■ WHAT TO DO: Read the records and gather each line that includes "Matched".

[Begin RECORD LIST]

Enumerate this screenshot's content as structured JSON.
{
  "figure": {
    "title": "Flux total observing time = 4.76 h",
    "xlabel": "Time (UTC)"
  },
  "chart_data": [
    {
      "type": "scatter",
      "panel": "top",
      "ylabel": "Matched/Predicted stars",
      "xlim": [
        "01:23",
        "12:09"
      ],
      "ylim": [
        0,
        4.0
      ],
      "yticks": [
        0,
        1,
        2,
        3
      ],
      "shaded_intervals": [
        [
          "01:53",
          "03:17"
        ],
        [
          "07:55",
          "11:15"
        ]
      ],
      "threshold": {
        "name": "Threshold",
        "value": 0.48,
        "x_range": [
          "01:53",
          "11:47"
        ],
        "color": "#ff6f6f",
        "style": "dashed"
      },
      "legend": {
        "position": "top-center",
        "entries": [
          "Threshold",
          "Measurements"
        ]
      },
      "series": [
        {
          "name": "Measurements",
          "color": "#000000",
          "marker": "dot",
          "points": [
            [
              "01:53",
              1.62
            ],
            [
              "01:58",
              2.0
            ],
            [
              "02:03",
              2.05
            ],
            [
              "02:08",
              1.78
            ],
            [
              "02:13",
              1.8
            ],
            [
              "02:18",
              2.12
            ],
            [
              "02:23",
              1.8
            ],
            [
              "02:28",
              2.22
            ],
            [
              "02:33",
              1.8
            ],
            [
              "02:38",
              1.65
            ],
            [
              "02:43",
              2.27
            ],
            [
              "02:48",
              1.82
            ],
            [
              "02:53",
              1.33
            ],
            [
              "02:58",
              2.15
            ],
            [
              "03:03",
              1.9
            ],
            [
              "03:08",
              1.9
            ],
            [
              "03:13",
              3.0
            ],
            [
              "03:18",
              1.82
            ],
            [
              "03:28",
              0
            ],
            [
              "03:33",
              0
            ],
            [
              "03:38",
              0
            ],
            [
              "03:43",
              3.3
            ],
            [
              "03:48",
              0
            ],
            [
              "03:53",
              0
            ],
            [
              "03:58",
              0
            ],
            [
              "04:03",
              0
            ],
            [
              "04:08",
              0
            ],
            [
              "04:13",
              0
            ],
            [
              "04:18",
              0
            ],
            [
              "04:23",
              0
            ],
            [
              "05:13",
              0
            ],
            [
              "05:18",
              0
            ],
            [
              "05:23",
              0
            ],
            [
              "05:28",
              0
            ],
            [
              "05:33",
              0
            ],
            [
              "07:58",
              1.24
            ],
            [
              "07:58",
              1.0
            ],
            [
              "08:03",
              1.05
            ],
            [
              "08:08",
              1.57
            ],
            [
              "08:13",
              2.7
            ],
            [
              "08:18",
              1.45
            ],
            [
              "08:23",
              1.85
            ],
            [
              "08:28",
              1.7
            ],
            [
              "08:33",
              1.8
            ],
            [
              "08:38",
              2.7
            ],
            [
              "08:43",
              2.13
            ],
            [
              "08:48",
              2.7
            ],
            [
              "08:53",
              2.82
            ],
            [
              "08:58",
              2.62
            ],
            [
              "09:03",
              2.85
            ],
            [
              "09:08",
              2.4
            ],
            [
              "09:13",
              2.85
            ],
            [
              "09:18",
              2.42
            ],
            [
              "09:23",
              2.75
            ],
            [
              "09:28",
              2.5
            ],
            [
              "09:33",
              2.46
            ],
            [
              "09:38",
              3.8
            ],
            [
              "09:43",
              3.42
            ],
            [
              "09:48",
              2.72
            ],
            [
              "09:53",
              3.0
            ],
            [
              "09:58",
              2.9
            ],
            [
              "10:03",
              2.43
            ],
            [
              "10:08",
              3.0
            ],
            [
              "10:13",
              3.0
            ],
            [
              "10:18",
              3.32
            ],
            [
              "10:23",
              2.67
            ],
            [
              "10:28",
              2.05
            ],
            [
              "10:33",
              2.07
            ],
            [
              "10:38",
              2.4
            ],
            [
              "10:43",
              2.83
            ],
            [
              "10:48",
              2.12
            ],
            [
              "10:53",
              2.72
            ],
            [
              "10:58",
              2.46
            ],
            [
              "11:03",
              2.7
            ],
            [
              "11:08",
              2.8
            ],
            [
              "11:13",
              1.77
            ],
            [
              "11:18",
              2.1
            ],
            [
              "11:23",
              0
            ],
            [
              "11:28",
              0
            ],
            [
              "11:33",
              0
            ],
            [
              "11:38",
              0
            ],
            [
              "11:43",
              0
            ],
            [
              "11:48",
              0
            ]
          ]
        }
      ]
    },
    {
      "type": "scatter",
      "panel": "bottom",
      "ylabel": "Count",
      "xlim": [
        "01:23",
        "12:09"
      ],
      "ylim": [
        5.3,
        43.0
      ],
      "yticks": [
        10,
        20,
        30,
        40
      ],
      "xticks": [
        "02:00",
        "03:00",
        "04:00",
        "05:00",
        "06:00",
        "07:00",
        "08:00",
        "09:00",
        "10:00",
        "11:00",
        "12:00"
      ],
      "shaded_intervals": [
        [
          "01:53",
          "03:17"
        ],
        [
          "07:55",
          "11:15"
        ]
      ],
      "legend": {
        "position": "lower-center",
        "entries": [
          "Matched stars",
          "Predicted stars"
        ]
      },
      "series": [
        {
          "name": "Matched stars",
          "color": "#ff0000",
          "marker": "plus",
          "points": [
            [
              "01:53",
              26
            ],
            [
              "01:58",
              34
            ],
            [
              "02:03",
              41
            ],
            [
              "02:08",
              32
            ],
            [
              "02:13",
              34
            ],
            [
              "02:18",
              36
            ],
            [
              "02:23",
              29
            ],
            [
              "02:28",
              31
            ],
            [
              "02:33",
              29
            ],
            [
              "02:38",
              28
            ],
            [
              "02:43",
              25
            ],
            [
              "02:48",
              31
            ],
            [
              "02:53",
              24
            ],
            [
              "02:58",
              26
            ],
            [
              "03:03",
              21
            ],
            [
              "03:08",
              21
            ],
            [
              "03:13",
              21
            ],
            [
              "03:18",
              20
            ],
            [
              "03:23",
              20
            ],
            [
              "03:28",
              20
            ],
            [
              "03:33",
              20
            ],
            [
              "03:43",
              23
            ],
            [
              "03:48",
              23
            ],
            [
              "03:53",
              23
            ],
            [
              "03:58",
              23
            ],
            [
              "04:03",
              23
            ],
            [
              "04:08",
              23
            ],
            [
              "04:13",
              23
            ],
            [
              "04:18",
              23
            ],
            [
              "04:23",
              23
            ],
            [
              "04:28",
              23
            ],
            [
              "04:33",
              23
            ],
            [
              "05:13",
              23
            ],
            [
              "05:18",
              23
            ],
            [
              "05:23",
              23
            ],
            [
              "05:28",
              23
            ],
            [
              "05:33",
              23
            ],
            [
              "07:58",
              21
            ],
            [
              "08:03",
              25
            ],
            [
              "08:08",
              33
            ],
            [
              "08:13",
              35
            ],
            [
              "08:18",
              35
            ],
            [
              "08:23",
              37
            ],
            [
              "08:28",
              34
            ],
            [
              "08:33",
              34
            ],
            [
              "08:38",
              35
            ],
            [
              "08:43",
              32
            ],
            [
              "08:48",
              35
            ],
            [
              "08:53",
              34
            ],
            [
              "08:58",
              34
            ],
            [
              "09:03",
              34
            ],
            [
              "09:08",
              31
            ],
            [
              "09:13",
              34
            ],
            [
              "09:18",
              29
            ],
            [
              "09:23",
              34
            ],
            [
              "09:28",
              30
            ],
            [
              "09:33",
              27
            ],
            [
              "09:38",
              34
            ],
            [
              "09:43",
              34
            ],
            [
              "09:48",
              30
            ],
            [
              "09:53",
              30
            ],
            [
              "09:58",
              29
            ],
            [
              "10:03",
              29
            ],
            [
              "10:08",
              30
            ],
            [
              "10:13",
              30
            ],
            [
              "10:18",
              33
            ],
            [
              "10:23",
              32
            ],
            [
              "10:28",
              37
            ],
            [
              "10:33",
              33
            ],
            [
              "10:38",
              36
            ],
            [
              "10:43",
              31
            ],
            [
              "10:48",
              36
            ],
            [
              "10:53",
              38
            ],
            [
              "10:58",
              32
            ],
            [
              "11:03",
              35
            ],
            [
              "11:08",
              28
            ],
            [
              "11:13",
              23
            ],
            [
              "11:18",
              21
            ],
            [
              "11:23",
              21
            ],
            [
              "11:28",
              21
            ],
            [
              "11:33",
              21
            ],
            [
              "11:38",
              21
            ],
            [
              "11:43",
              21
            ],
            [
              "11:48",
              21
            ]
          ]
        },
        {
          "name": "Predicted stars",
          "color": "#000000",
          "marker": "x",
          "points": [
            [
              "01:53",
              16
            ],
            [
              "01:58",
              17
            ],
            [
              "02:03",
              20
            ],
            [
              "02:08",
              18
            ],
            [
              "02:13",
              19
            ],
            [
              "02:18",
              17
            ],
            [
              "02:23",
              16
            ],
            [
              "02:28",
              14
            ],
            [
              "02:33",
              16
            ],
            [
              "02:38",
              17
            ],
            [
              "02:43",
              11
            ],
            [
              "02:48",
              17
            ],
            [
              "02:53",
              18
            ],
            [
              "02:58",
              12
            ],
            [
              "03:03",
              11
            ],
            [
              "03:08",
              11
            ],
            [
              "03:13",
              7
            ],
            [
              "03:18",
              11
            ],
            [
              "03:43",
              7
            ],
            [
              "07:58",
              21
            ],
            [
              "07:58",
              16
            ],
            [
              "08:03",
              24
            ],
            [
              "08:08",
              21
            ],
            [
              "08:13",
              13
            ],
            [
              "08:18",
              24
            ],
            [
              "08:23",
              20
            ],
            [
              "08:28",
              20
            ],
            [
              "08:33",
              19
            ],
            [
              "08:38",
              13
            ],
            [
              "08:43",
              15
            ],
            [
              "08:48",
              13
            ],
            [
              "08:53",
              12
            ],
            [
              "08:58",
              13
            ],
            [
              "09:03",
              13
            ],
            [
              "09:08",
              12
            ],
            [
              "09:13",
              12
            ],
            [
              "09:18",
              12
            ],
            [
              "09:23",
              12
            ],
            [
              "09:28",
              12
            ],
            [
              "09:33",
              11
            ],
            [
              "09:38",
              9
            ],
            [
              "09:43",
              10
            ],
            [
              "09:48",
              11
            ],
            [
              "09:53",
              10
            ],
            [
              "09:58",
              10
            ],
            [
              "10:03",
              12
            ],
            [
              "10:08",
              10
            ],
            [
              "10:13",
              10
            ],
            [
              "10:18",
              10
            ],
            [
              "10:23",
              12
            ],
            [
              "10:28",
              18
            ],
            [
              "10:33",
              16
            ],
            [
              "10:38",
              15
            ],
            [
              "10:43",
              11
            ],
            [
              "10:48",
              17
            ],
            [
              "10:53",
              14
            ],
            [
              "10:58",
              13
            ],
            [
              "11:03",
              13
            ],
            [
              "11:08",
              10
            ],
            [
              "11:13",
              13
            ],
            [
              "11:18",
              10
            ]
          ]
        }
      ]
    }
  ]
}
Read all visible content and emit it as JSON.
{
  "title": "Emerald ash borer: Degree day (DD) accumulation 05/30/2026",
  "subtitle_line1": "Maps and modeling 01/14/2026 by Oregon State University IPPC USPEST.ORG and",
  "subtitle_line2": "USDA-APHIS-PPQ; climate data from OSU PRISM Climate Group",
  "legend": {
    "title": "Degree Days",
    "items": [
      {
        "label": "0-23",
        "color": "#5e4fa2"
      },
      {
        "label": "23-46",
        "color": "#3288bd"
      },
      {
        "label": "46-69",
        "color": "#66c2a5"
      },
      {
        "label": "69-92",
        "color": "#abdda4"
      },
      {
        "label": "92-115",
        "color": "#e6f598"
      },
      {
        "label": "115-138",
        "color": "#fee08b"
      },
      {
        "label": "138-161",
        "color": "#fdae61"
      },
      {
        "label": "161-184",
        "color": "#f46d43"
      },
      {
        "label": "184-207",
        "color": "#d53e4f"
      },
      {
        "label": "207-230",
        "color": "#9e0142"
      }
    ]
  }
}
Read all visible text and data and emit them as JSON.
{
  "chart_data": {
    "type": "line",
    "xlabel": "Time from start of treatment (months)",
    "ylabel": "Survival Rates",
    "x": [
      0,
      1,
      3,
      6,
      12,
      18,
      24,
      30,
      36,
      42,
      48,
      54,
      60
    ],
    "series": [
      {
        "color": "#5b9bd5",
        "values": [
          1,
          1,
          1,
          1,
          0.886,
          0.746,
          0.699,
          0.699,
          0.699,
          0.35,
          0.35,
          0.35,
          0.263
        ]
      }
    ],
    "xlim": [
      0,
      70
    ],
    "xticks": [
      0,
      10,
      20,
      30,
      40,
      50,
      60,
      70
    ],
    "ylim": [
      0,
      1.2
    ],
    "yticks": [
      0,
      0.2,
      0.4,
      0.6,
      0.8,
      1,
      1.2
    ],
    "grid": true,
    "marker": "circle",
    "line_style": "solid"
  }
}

[End RECORD LIST]

■ ANSWER TO THIS PROBLEM:
      "ylabel": "Matched/Predicted stars",
          "Matched stars",
          "name": "Matched stars",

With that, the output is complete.